» **Directions for this task**: All the data should be repeated exactly. Any image in it is left out.

[Entries from a dataset]
┏━━
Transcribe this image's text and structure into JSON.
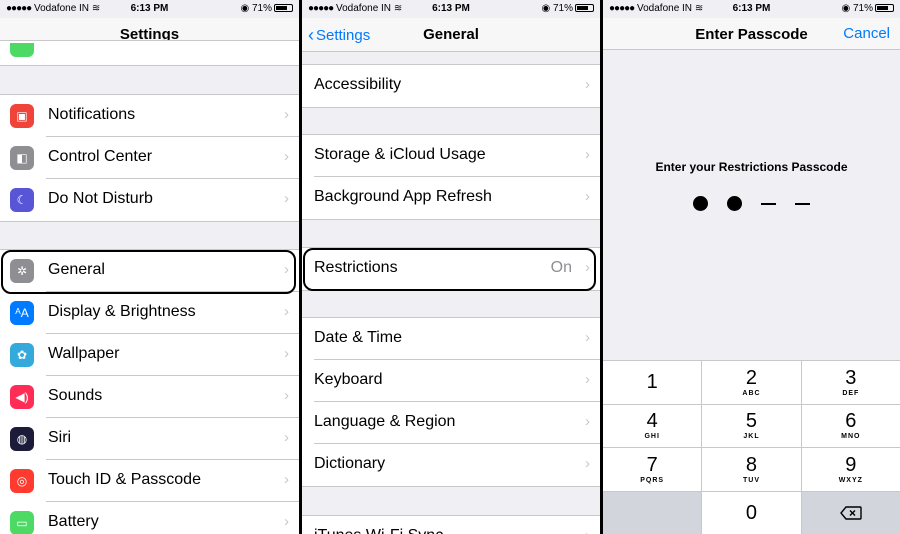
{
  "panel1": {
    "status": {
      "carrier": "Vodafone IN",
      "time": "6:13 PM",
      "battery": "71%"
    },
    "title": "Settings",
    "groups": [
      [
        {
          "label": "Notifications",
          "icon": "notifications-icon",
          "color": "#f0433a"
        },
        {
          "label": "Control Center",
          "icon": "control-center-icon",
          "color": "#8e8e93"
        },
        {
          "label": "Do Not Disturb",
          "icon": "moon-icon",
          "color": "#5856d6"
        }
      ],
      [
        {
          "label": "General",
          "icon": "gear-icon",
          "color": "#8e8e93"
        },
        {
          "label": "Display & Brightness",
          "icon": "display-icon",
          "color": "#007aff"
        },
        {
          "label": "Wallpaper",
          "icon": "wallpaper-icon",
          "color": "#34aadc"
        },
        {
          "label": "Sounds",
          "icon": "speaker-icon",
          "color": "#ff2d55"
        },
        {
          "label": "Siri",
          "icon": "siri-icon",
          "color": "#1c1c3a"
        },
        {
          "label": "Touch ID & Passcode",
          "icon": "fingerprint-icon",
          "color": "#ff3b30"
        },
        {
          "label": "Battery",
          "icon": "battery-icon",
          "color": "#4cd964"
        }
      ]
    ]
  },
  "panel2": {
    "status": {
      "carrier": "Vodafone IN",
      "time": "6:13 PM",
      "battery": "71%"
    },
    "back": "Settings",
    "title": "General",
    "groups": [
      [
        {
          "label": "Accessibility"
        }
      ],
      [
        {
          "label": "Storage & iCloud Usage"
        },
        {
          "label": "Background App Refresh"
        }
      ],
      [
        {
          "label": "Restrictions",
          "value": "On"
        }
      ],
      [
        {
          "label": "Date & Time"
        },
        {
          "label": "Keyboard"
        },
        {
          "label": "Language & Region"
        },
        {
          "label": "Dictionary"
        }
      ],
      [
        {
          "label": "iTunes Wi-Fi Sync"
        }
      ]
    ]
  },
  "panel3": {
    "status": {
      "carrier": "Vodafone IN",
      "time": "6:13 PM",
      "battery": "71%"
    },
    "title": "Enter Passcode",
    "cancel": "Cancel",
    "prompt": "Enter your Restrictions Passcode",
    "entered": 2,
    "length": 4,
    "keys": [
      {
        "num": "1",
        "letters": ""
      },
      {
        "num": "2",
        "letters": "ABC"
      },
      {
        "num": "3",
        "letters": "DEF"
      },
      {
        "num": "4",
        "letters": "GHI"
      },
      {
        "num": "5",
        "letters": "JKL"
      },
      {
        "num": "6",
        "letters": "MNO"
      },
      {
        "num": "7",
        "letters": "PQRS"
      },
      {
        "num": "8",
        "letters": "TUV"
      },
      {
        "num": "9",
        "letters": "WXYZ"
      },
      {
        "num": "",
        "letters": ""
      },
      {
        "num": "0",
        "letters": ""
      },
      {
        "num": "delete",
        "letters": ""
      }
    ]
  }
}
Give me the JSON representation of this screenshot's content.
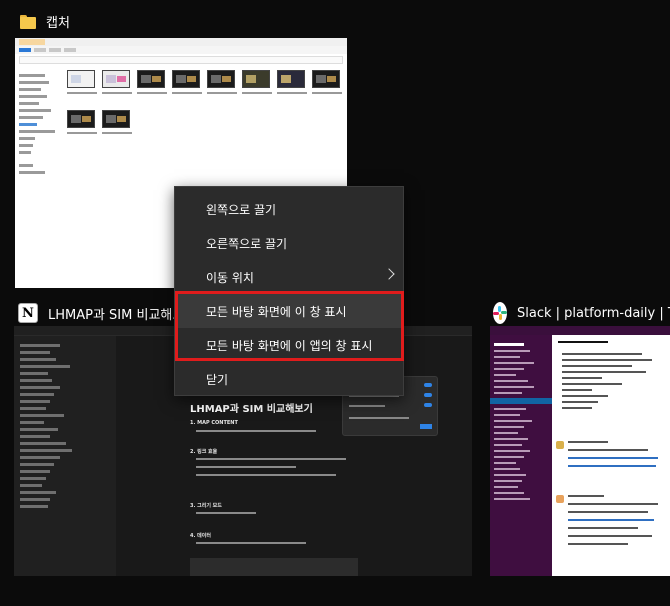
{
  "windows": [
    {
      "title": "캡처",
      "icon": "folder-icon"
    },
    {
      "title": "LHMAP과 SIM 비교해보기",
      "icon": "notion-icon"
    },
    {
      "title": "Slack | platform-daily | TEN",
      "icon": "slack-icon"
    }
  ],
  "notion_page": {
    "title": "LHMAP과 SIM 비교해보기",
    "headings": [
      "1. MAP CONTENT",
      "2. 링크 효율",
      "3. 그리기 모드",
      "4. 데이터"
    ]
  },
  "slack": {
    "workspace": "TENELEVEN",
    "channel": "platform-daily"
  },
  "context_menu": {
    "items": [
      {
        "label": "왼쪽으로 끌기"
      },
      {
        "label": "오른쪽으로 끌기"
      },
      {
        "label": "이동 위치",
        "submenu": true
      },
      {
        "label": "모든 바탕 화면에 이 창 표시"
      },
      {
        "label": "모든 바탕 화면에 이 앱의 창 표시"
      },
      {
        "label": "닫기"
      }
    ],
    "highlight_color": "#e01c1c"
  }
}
┗━━
» **Full response**:
Transcribe this image's text and structure into JSON.
{
  "panel1": {
    "status": {
      "carrier": "Vodafone IN",
      "time": "6:13 PM",
      "battery": "71%"
    },
    "title": "Settings",
    "groups": [
      [
        {
          "label": "Notifications",
          "icon": "notifications-icon",
          "color": "#f0433a"
        },
        {
          "label": "Control Center",
          "icon": "control-center-icon",
          "color": "#8e8e93"
        },
        {
          "label": "Do Not Disturb",
          "icon": "moon-icon",
          "color": "#5856d6"
        }
      ],
      [
        {
          "label": "General",
          "icon": "gear-icon",
          "color": "#8e8e93"
        },
        {
          "label": "Display & Brightness",
          "icon": "display-icon",
          "color": "#007aff"
        },
        {
          "label": "Wallpaper",
          "icon": "wallpaper-icon",
          "color": "#34aadc"
        },
        {
          "label": "Sounds",
          "icon": "speaker-icon",
          "color": "#ff2d55"
        },
        {
          "label": "Siri",
          "icon": "siri-icon",
          "color": "#1c1c3a"
        },
        {
          "label": "Touch ID & Passcode",
          "icon": "fingerprint-icon",
          "color": "#ff3b30"
        },
        {
          "label": "Battery",
          "icon": "battery-icon",
          "color": "#4cd964"
        }
      ]
    ]
  },
  "panel2": {
    "status": {
      "carrier": "Vodafone IN",
      "time": "6:13 PM",
      "battery": "71%"
    },
    "back": "Settings",
    "title": "General",
    "groups": [
      [
        {
          "label": "Accessibility"
        }
      ],
      [
        {
          "label": "Storage & iCloud Usage"
        },
        {
          "label": "Background App Refresh"
        }
      ],
      [
        {
          "label": "Restrictions",
          "value": "On"
        }
      ],
      [
        {
          "label": "Date & Time"
        },
        {
          "label": "Keyboard"
        },
        {
          "label": "Language & Region"
        },
        {
          "label": "Dictionary"
        }
      ],
      [
        {
          "label": "iTunes Wi-Fi Sync"
        }
      ]
    ]
  },
  "panel3": {
    "status": {
      "carrier": "Vodafone IN",
      "time": "6:13 PM",
      "battery": "71%"
    },
    "title": "Enter Passcode",
    "cancel": "Cancel",
    "prompt": "Enter your Restrictions Passcode",
    "entered": 2,
    "length": 4,
    "keys": [
      {
        "num": "1",
        "letters": ""
      },
      {
        "num": "2",
        "letters": "ABC"
      },
      {
        "num": "3",
        "letters": "DEF"
      },
      {
        "num": "4",
        "letters": "GHI"
      },
      {
        "num": "5",
        "letters": "JKL"
      },
      {
        "num": "6",
        "letters": "MNO"
      },
      {
        "num": "7",
        "letters": "PQRS"
      },
      {
        "num": "8",
        "letters": "TUV"
      },
      {
        "num": "9",
        "letters": "WXYZ"
      },
      {
        "num": "",
        "letters": ""
      },
      {
        "num": "0",
        "letters": ""
      },
      {
        "num": "delete",
        "letters": ""
      }
    ]
  }
}
Give me the JSON representation of this screenshot's content.
{
  "windows": [
    {
      "title": "캡처",
      "icon": "folder-icon"
    },
    {
      "title": "LHMAP과 SIM 비교해보기",
      "icon": "notion-icon"
    },
    {
      "title": "Slack | platform-daily | TEN",
      "icon": "slack-icon"
    }
  ],
  "notion_page": {
    "title": "LHMAP과 SIM 비교해보기",
    "headings": [
      "1. MAP CONTENT",
      "2. 링크 효율",
      "3. 그리기 모드",
      "4. 데이터"
    ]
  },
  "slack": {
    "workspace": "TENELEVEN",
    "channel": "platform-daily"
  },
  "context_menu": {
    "items": [
      {
        "label": "왼쪽으로 끌기"
      },
      {
        "label": "오른쪽으로 끌기"
      },
      {
        "label": "이동 위치",
        "submenu": true
      },
      {
        "label": "모든 바탕 화면에 이 창 표시"
      },
      {
        "label": "모든 바탕 화면에 이 앱의 창 표시"
      },
      {
        "label": "닫기"
      }
    ],
    "highlight_color": "#e01c1c"
  }
}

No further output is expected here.